▸ EXERCISE INSTRUCTIONS
Reproduce every entry in the listing without alteration.

▸ GIVEN INFORMATION
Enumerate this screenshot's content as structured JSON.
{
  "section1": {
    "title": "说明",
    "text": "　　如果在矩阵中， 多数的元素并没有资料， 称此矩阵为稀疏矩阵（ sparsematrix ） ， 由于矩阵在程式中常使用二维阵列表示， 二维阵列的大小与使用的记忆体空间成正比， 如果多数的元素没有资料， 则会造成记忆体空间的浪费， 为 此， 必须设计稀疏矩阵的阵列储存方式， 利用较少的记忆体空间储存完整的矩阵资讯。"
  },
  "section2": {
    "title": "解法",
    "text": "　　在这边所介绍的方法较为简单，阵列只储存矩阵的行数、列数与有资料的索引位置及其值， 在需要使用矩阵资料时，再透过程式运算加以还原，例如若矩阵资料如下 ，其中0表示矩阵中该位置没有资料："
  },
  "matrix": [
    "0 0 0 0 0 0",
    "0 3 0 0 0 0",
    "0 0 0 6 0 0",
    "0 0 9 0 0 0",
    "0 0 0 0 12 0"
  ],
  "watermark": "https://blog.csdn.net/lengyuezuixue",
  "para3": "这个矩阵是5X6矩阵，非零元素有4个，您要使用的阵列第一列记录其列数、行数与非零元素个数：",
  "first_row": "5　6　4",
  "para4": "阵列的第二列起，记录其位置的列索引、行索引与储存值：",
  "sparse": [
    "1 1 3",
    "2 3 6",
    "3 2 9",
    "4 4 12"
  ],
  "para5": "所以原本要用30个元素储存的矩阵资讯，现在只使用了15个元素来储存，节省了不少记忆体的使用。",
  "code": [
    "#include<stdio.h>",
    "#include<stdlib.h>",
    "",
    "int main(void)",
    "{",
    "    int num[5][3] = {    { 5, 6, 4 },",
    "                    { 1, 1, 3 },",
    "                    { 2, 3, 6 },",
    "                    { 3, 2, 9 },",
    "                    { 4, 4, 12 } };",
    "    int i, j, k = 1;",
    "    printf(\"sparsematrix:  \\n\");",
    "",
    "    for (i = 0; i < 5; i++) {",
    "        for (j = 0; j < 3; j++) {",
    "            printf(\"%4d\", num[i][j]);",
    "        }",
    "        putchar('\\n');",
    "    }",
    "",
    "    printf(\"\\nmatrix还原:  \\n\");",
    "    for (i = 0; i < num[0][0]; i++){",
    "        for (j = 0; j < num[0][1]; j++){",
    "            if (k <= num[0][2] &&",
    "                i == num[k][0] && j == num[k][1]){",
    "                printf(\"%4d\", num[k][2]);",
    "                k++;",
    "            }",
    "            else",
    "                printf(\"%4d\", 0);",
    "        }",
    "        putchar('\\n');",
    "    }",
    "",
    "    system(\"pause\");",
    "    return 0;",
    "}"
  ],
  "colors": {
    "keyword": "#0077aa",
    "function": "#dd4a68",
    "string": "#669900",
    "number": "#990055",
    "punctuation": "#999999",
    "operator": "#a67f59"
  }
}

▸ FINISHED ANSWER
Enumerate this screenshot's content as structured JSON.
{
  "section1": {
    "title": "说明",
    "text": "　　如果在矩阵中， 多数的元素并没有资料， 称此矩阵为稀疏矩阵（ sparsematrix ） ， 由于矩阵在程式中常使用二维阵列表示， 二维阵列的大小与使用的记忆体空间成正比， 如果多数的元素没有资料， 则会造成记忆体空间的浪费， 为 此， 必须设计稀疏矩阵的阵列储存方式， 利用较少的记忆体空间储存完整的矩阵资讯。"
  },
  "section2": {
    "title": "解法",
    "text": "　　在这边所介绍的方法较为简单，阵列只储存矩阵的行数、列数与有资料的索引位置及其值， 在需要使用矩阵资料时，再透过程式运算加以还原，例如若矩阵资料如下 ，其中0表示矩阵中该位置没有资料："
  },
  "matrix": [
    "0 0 0 0 0 0",
    "0 3 0 0 0 0",
    "0 0 0 6 0 0",
    "0 0 9 0 0 0",
    "0 0 0 0 12 0"
  ],
  "watermark": "https://blog.csdn.net/lengyuezuixue",
  "para3": "这个矩阵是5X6矩阵，非零元素有4个，您要使用的阵列第一列记录其列数、行数与非零元素个数：",
  "first_row": "5　6　4",
  "para4": "阵列的第二列起，记录其位置的列索引、行索引与储存值：",
  "sparse": [
    "1 1 3",
    "2 3 6",
    "3 2 9",
    "4 4 12"
  ],
  "para5": "所以原本要用30个元素储存的矩阵资讯，现在只使用了15个元素来储存，节省了不少记忆体的使用。",
  "code": [
    "#include<stdio.h>",
    "#include<stdlib.h>",
    "",
    "int main(void)",
    "{",
    "    int num[5][3] = {    { 5, 6, 4 },",
    "                    { 1, 1, 3 },",
    "                    { 2, 3, 6 },",
    "                    { 3, 2, 9 },",
    "                    { 4, 4, 12 } };",
    "    int i, j, k = 1;",
    "    printf(\"sparsematrix:  \\n\");",
    "",
    "    for (i = 0; i < 5; i++) {",
    "        for (j = 0; j < 3; j++) {",
    "            printf(\"%4d\", num[i][j]);",
    "        }",
    "        putchar('\\n');",
    "    }",
    "",
    "    printf(\"\\nmatrix还原:  \\n\");",
    "    for (i = 0; i < num[0][0]; i++){",
    "        for (j = 0; j < num[0][1]; j++){",
    "            if (k <= num[0][2] &&",
    "                i == num[k][0] && j == num[k][1]){",
    "                printf(\"%4d\", num[k][2]);",
    "                k++;",
    "            }",
    "            else",
    "                printf(\"%4d\", 0);",
    "        }",
    "        putchar('\\n');",
    "    }",
    "",
    "    system(\"pause\");",
    "    return 0;",
    "}"
  ],
  "colors": {
    "keyword": "#0077aa",
    "function": "#dd4a68",
    "string": "#669900",
    "number": "#990055",
    "punctuation": "#999999",
    "operator": "#a67f59"
  }
}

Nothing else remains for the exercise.